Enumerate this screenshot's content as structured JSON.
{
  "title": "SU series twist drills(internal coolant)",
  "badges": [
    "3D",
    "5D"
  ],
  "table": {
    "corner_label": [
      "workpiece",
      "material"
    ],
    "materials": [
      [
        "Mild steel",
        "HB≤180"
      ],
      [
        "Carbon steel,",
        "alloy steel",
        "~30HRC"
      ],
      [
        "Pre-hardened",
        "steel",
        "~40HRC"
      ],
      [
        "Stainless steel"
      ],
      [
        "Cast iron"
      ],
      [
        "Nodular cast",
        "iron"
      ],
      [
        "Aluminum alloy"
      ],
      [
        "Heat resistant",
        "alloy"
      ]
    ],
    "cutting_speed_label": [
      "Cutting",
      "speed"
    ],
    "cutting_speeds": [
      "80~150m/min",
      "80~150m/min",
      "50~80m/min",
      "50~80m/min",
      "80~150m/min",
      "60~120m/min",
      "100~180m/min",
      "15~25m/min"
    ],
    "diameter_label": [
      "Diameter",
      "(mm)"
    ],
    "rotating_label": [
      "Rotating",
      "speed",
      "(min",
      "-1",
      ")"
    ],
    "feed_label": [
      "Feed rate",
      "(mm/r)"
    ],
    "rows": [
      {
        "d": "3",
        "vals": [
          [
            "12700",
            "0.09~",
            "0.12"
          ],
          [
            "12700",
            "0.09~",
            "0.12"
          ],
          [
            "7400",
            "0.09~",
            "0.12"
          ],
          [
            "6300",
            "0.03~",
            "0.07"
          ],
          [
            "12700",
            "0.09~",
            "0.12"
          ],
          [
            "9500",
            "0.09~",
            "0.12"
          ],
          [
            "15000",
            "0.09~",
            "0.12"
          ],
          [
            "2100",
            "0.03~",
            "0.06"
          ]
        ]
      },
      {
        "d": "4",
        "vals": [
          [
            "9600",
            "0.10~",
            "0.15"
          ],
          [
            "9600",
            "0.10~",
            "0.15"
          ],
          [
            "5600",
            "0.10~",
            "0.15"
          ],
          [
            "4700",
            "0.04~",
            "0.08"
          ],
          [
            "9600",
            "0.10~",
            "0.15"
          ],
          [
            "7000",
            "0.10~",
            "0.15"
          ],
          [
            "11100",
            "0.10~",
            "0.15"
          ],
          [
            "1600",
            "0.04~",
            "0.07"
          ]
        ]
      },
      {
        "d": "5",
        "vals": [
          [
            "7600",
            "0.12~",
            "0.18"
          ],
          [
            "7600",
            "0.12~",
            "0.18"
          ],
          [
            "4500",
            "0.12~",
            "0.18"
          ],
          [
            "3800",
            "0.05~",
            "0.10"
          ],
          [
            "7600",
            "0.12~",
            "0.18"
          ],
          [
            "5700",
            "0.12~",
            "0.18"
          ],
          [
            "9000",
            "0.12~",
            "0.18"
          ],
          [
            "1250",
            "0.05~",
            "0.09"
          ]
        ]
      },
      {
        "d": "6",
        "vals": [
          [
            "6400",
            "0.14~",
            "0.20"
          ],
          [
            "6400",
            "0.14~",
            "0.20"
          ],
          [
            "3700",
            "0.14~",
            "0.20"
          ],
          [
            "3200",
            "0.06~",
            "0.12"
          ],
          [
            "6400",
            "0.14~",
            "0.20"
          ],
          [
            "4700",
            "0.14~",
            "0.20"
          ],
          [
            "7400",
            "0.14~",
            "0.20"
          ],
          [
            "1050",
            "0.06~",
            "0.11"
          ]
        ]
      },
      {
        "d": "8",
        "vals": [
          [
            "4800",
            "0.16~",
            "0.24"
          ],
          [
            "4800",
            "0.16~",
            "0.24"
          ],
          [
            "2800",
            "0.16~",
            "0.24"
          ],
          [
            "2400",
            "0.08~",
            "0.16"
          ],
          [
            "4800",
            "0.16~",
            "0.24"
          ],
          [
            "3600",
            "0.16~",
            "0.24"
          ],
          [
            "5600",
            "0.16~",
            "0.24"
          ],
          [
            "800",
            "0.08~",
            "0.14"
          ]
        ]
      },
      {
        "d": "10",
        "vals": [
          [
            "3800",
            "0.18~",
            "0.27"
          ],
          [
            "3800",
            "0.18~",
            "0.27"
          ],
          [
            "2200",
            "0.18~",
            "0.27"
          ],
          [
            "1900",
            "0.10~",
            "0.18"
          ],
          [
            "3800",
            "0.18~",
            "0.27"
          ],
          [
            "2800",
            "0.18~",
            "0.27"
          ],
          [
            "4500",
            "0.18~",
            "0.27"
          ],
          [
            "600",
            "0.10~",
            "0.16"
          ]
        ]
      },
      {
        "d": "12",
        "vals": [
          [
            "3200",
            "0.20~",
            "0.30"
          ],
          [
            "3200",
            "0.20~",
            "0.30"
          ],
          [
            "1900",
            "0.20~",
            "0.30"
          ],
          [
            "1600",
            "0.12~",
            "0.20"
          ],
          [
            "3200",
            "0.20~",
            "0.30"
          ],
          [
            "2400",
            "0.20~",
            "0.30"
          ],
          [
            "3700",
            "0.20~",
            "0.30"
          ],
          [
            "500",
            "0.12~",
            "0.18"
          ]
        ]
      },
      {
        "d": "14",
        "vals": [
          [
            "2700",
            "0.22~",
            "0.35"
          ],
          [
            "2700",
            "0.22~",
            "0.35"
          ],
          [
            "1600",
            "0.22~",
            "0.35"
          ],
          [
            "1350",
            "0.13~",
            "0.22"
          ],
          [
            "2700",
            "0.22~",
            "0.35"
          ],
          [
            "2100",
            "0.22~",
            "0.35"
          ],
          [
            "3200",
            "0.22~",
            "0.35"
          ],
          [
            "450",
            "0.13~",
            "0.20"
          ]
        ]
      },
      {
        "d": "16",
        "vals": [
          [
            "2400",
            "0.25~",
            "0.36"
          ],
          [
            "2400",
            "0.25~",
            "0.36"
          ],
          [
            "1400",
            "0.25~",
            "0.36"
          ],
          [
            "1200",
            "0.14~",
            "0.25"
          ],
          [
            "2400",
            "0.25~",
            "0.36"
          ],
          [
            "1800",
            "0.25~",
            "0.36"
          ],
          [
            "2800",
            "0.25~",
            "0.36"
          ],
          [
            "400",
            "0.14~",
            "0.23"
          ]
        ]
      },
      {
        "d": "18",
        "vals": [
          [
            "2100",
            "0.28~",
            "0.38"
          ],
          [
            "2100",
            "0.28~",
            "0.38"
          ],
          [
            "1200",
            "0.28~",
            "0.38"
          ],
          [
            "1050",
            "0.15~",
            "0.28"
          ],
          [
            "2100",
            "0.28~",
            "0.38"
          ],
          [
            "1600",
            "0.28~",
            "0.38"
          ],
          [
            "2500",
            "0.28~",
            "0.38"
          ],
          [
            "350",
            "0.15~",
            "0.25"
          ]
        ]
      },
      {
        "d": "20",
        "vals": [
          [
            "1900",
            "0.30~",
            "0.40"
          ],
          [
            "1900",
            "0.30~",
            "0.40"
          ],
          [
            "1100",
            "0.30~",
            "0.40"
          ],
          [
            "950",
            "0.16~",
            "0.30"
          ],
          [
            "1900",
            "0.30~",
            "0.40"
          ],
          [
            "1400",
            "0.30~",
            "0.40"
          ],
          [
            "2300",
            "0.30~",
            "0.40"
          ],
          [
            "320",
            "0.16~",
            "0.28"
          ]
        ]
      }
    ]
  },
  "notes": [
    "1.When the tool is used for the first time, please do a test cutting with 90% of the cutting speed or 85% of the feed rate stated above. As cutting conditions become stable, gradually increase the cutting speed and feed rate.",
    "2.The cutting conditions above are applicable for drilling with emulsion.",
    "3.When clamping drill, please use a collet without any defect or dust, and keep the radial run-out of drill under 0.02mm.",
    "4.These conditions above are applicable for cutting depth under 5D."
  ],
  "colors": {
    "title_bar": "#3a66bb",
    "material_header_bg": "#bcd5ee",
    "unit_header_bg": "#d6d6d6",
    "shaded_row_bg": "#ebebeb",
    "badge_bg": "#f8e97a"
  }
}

-.-.-

Among the entries above, how many lines include the word "steel"? Give the number with no comment.

ANSWER FOR THIS EXERCISE >>
5